**GOAL:**
From the entries below, gather every line containing the string "mittarin".

————————

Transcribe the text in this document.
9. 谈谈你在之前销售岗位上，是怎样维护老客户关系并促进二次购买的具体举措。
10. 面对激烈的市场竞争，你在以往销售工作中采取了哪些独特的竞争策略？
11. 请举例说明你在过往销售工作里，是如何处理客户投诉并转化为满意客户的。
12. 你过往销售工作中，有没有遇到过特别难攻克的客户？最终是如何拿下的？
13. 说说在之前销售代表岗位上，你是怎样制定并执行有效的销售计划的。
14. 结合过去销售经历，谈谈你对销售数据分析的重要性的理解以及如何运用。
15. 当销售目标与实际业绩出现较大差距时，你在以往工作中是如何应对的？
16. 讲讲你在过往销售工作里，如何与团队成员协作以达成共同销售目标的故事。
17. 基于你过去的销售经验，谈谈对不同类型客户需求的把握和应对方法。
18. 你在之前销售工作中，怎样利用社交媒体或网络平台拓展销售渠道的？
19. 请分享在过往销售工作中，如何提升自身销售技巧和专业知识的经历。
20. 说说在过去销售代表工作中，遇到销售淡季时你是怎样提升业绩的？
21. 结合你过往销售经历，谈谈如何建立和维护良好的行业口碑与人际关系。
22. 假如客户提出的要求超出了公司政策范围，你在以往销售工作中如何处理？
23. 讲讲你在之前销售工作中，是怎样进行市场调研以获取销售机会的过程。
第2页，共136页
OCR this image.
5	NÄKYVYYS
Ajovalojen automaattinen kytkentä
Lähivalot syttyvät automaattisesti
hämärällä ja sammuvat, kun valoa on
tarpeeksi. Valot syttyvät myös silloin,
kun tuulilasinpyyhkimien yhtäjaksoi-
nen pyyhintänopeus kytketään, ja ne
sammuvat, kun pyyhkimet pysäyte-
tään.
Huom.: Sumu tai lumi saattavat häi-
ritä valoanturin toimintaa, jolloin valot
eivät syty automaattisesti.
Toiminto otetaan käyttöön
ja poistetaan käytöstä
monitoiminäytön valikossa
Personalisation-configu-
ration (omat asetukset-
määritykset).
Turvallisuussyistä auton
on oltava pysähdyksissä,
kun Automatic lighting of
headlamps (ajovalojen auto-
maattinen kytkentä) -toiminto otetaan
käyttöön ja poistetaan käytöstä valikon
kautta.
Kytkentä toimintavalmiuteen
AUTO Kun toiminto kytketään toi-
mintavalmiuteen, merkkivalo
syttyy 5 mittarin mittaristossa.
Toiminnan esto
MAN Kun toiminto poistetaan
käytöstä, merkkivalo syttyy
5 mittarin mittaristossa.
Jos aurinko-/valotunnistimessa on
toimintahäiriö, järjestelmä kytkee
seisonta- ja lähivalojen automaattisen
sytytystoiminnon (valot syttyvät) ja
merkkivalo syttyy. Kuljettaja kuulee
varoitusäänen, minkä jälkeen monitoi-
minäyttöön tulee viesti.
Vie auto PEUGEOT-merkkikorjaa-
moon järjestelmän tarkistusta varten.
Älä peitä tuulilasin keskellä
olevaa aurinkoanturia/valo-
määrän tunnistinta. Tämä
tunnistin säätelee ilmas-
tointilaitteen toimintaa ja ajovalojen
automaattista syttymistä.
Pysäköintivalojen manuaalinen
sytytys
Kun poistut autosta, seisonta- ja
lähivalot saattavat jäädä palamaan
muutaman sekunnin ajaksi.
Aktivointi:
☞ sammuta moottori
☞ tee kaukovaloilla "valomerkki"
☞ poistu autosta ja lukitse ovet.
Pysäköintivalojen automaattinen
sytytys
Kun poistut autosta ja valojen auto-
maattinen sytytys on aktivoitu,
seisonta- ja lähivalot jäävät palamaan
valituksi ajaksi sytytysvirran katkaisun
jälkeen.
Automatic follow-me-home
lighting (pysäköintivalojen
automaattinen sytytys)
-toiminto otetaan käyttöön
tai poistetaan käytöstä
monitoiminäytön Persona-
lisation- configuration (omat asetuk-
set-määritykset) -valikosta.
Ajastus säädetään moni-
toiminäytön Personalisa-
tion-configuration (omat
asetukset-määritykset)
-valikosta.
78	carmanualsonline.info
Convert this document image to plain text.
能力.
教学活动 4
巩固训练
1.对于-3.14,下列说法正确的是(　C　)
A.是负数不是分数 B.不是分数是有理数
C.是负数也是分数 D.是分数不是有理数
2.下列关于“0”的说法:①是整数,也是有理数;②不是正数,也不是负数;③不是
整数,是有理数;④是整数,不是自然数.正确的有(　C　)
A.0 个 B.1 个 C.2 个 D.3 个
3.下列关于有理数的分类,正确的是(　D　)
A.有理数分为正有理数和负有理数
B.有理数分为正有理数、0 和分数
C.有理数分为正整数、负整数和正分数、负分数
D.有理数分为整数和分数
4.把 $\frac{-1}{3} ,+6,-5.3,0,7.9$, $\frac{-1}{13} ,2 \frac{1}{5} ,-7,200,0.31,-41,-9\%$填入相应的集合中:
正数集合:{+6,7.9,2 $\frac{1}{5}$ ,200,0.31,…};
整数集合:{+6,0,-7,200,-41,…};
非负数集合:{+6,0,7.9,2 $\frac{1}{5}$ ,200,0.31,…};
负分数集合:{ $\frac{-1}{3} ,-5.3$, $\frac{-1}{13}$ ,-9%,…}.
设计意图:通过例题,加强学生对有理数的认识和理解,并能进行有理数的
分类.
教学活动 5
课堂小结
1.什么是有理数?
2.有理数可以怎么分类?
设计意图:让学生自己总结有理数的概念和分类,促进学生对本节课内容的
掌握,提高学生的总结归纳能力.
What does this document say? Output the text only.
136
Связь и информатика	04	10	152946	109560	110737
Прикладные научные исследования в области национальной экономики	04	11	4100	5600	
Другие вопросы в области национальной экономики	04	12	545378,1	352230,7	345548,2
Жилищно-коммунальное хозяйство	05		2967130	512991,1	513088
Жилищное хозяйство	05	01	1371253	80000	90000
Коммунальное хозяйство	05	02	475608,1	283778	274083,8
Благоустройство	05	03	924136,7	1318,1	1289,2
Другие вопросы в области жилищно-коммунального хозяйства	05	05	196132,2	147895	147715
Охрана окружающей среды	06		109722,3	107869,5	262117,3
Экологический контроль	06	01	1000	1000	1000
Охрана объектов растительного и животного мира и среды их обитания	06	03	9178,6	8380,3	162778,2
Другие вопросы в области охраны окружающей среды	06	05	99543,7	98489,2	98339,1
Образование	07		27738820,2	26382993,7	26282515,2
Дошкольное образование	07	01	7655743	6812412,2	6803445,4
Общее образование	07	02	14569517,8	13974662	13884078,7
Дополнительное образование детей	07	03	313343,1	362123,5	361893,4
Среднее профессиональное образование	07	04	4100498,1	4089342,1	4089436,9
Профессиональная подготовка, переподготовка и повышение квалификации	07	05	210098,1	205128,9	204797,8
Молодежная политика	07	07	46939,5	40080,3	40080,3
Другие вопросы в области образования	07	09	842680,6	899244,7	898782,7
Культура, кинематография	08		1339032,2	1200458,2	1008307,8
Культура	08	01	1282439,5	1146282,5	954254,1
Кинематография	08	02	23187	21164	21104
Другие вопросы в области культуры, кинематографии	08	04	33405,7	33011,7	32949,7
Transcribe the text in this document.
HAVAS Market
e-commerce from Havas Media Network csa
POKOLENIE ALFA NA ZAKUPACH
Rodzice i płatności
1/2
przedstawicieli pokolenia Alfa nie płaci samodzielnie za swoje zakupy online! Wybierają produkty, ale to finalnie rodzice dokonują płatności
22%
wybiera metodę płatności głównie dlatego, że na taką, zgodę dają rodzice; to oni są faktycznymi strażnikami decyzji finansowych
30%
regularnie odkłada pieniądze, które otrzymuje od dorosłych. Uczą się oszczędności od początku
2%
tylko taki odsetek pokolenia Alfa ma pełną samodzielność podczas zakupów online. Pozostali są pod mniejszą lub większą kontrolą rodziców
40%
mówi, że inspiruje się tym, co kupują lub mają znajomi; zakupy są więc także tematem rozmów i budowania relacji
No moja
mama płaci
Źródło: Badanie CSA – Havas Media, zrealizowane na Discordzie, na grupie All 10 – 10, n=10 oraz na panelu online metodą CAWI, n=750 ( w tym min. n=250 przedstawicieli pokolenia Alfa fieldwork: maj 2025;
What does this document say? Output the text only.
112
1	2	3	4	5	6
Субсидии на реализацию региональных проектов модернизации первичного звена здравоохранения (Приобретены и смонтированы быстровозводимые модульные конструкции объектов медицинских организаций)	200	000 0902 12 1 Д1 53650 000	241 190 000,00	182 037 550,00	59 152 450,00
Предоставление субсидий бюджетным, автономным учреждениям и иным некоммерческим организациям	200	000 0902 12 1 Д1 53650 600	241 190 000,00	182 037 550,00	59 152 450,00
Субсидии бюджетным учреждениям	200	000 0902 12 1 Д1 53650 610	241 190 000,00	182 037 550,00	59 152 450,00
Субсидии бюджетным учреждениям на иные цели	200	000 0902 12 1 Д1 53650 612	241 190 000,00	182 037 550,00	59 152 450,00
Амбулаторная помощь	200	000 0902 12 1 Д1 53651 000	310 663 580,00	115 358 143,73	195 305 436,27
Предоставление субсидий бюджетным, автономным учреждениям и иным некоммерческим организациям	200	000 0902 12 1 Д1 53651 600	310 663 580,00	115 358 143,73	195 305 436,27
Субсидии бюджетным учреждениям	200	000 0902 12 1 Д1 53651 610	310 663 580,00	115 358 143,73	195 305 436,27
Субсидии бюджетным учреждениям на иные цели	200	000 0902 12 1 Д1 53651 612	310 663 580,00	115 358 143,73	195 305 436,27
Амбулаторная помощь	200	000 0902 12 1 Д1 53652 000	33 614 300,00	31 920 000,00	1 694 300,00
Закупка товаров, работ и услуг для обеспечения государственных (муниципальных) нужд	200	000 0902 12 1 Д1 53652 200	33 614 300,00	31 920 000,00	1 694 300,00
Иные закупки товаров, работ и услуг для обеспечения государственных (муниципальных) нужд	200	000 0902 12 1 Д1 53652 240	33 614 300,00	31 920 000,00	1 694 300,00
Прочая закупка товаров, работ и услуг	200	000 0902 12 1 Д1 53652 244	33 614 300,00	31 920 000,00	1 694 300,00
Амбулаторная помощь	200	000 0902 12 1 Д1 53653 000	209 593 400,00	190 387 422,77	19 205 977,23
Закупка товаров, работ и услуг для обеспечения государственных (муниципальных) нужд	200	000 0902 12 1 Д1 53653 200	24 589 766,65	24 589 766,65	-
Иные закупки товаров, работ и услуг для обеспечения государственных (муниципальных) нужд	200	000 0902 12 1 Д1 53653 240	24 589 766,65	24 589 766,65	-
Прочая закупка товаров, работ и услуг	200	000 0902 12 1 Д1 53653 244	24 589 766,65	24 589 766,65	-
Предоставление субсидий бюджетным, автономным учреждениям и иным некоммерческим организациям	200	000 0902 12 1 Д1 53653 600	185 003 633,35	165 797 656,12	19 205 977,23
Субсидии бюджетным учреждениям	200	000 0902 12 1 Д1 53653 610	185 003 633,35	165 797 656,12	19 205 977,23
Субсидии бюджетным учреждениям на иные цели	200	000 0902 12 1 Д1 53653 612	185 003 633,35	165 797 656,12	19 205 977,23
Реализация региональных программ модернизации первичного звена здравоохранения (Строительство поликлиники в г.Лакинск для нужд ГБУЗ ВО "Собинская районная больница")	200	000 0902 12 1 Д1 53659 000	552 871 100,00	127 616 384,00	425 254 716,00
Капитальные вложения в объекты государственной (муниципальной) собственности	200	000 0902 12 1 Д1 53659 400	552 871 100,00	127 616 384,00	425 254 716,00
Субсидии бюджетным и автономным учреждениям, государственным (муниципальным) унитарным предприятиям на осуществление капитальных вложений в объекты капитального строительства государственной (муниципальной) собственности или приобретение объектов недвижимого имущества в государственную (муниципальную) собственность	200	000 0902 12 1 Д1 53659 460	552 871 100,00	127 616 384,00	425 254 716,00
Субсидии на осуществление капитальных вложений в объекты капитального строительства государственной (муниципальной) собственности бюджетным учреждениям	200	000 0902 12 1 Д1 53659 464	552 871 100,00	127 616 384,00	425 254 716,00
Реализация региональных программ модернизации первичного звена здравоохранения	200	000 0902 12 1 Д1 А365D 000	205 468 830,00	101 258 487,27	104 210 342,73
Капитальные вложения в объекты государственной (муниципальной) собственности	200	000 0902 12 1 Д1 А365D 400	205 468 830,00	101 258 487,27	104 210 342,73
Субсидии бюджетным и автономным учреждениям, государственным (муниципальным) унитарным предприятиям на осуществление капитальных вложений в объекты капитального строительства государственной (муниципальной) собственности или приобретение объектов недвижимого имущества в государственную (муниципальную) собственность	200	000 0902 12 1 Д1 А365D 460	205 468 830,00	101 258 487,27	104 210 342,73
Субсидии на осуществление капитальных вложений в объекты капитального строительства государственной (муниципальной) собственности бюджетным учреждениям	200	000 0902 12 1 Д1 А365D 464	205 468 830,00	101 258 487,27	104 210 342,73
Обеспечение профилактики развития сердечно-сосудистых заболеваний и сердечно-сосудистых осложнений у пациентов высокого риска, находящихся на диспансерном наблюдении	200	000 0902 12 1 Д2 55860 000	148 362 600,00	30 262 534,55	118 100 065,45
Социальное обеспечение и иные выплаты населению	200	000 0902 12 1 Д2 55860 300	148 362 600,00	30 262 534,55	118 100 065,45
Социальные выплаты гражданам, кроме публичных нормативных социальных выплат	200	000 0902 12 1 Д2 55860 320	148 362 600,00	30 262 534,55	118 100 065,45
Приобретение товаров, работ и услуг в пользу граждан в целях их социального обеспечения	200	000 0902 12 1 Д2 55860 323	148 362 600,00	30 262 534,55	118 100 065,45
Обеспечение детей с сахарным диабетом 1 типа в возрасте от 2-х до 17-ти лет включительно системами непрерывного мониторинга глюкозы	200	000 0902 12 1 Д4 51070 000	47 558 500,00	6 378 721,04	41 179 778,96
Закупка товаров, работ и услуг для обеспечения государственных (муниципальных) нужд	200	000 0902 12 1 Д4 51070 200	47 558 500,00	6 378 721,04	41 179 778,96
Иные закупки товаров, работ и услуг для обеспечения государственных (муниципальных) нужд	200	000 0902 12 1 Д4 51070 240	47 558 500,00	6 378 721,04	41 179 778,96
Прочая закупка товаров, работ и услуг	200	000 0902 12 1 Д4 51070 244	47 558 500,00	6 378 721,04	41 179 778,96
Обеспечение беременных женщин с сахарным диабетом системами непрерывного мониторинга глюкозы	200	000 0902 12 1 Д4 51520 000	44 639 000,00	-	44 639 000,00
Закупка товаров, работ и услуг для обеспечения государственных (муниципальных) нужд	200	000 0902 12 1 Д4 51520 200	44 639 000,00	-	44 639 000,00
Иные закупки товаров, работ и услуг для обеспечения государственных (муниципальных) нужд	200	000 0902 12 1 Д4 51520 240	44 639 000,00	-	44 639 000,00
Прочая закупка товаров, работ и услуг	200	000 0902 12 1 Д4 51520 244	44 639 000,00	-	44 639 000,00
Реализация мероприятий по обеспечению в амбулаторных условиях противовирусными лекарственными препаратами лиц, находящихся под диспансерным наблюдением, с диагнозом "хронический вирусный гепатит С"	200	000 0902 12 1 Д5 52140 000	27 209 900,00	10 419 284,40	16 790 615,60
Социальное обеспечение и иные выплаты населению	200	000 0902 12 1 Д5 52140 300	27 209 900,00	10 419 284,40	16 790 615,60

————————

**SOLVED EXERCISE:**
syttyy 5 mittarin mittaristossa.
5 mittarin mittaristossa.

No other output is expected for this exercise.